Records
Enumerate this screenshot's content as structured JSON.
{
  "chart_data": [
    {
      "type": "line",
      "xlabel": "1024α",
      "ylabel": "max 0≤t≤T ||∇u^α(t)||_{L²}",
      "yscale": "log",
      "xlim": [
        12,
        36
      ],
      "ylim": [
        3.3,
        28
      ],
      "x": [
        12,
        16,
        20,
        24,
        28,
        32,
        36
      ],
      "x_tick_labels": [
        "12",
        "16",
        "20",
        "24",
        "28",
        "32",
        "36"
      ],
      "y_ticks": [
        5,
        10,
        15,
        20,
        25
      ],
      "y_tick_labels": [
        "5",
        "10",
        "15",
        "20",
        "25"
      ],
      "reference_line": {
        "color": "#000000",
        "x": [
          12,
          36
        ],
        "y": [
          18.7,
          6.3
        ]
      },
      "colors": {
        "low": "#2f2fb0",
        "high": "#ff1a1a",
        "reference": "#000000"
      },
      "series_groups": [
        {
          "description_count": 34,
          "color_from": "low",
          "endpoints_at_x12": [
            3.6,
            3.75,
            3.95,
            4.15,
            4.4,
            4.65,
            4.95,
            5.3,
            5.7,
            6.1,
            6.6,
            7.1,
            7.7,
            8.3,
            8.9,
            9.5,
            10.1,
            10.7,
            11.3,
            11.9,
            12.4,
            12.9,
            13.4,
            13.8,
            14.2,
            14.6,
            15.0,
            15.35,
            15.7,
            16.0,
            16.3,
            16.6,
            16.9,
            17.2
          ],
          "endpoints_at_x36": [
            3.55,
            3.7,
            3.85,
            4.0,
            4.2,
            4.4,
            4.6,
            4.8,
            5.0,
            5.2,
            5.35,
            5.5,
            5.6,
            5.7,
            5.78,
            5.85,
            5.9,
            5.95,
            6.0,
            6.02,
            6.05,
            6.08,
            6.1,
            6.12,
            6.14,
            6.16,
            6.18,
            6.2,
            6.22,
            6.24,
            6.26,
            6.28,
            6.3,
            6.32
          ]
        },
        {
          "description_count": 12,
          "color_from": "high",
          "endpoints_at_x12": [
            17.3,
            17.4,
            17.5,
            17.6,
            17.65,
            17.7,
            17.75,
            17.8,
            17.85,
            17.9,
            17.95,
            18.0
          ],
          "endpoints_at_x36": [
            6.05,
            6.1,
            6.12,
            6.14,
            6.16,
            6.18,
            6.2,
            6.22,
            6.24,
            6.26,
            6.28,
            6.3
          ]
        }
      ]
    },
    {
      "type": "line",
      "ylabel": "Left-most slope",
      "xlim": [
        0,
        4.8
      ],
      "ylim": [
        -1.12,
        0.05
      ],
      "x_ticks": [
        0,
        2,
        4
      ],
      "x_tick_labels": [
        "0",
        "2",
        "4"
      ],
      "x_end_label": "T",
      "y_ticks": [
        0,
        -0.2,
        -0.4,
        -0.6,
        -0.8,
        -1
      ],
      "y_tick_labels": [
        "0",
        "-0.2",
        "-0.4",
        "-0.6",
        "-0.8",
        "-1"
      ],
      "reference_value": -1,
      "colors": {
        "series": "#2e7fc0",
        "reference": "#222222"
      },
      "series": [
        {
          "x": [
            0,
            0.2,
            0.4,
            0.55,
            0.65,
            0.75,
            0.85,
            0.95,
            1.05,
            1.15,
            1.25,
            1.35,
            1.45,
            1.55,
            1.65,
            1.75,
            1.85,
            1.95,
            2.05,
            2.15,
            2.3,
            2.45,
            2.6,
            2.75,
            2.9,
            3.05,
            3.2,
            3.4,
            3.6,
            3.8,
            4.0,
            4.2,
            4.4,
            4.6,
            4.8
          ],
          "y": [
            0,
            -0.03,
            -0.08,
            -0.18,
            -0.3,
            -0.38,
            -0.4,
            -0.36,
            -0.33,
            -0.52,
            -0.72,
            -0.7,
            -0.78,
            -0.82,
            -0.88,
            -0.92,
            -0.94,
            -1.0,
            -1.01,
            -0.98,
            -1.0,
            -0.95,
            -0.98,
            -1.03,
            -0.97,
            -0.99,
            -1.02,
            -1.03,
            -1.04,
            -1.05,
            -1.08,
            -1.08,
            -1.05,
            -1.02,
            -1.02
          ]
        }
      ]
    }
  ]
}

§ **TO BE DONE**
Select all lines with the word "ylabel" from the entries above.

§ **RESULT OF THIS TASK**
      "ylabel": "max 0≤t≤T ||∇u^α(t)||_{L²}",
      "ylabel": "Left-most slope",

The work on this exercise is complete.